■ Goal ■
Copy all lines of the listing that include the string "نفسية".

========

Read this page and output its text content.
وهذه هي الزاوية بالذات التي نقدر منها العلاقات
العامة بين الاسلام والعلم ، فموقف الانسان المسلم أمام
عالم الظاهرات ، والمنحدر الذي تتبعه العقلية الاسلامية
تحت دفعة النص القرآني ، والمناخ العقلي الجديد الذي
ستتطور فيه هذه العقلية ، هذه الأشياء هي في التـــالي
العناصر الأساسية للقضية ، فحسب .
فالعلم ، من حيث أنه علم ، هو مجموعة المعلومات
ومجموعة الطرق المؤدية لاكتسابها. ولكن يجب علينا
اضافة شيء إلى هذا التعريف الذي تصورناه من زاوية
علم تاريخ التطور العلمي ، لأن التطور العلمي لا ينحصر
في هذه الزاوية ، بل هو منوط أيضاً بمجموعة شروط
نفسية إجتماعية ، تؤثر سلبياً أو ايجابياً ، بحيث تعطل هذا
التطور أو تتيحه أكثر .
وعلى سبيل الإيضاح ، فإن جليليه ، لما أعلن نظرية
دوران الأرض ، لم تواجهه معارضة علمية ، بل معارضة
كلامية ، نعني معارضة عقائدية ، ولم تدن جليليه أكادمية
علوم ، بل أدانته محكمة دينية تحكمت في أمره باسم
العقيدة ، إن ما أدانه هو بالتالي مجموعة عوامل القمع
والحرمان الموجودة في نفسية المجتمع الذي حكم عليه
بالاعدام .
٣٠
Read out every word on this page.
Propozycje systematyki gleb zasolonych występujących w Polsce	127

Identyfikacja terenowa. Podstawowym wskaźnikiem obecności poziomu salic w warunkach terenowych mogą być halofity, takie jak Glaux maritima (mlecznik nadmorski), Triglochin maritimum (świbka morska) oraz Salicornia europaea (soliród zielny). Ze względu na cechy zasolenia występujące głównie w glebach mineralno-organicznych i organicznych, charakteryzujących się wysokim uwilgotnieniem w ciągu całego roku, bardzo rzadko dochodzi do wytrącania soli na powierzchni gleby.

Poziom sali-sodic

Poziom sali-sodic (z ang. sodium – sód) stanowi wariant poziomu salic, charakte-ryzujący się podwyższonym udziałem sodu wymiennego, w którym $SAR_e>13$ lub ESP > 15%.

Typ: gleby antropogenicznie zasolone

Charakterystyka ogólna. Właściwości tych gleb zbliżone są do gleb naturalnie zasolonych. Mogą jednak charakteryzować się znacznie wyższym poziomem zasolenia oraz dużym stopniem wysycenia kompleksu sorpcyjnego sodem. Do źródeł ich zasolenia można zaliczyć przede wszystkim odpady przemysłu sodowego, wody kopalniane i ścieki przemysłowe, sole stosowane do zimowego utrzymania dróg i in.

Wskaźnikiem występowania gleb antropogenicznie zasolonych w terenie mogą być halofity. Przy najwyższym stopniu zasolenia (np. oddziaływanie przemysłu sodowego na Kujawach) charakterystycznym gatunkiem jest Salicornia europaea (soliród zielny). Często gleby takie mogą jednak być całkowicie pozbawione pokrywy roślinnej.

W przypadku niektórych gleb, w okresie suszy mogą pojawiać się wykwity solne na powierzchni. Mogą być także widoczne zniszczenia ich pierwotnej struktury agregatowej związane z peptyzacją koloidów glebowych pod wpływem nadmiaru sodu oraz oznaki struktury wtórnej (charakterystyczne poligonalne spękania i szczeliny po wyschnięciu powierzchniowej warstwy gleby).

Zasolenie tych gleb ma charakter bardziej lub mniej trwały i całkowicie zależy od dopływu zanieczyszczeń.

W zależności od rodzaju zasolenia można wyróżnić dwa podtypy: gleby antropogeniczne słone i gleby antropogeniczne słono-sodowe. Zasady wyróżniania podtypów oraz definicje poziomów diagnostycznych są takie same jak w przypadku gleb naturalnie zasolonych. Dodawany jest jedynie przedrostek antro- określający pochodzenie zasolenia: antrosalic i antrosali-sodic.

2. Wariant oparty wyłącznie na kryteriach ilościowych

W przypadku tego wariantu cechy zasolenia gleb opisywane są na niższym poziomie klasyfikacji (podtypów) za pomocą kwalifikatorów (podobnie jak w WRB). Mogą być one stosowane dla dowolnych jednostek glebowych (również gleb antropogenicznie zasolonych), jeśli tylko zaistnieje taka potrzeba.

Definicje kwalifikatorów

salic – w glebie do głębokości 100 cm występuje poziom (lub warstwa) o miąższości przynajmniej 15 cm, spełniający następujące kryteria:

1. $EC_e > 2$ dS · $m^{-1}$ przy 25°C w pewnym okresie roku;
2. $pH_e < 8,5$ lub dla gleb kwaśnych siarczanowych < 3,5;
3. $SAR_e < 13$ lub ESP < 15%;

========

■ Full solution ■
نفسية إجتماعية ، تؤثر سلبياً أو ايجابياً ، بحيث تعطل هذا
والحرمان الموجودة في نفسية المجتمع الذي حكم عليه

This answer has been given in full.